= Instructions for the task =
Return the whole listing, line for line, without the pictures in it.

= Rows =
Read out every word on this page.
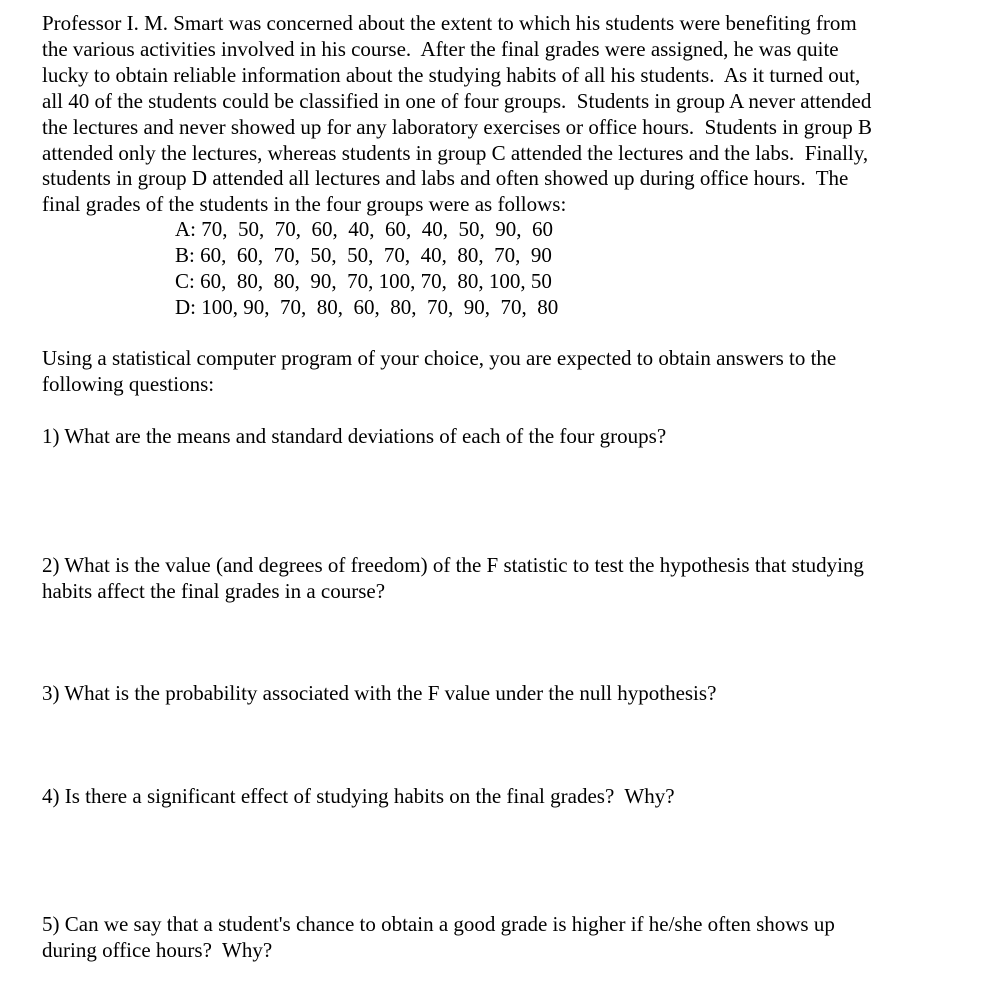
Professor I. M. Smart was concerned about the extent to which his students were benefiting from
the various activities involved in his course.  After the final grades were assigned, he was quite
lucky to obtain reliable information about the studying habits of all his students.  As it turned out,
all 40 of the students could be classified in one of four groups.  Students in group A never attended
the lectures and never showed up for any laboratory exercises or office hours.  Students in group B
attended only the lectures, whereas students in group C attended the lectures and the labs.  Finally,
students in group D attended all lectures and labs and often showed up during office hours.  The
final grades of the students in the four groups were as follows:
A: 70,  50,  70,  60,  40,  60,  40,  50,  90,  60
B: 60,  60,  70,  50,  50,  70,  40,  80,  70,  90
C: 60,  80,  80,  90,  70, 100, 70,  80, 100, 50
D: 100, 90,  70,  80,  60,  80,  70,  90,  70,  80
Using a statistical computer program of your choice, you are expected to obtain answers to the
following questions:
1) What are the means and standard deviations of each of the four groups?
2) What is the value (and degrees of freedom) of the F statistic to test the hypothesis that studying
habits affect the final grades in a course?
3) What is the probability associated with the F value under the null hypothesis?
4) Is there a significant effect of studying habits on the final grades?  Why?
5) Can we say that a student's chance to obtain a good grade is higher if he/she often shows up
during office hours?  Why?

= Exercise solution =
Read out every word on this page.
Professor I. M. Smart was concerned about the extent to which his students were benefiting from
the various activities involved in his course.  After the final grades were assigned, he was quite
lucky to obtain reliable information about the studying habits of all his students.  As it turned out,
all 40 of the students could be classified in one of four groups.  Students in group A never attended
the lectures and never showed up for any laboratory exercises or office hours.  Students in group B
attended only the lectures, whereas students in group C attended the lectures and the labs.  Finally,
students in group D attended all lectures and labs and often showed up during office hours.  The
final grades of the students in the four groups were as follows:
A: 70,  50,  70,  60,  40,  60,  40,  50,  90,  60
B: 60,  60,  70,  50,  50,  70,  40,  80,  70,  90
C: 60,  80,  80,  90,  70, 100, 70,  80, 100, 50
D: 100, 90,  70,  80,  60,  80,  70,  90,  70,  80
Using a statistical computer program of your choice, you are expected to obtain answers to the
following questions:
1) What are the means and standard deviations of each of the four groups?
2) What is the value (and degrees of freedom) of the F statistic to test the hypothesis that studying
habits affect the final grades in a course?
3) What is the probability associated with the F value under the null hypothesis?
4) Is there a significant effect of studying habits on the final grades?  Why?
5) Can we say that a student's chance to obtain a good grade is higher if he/she often shows up
during office hours?  Why?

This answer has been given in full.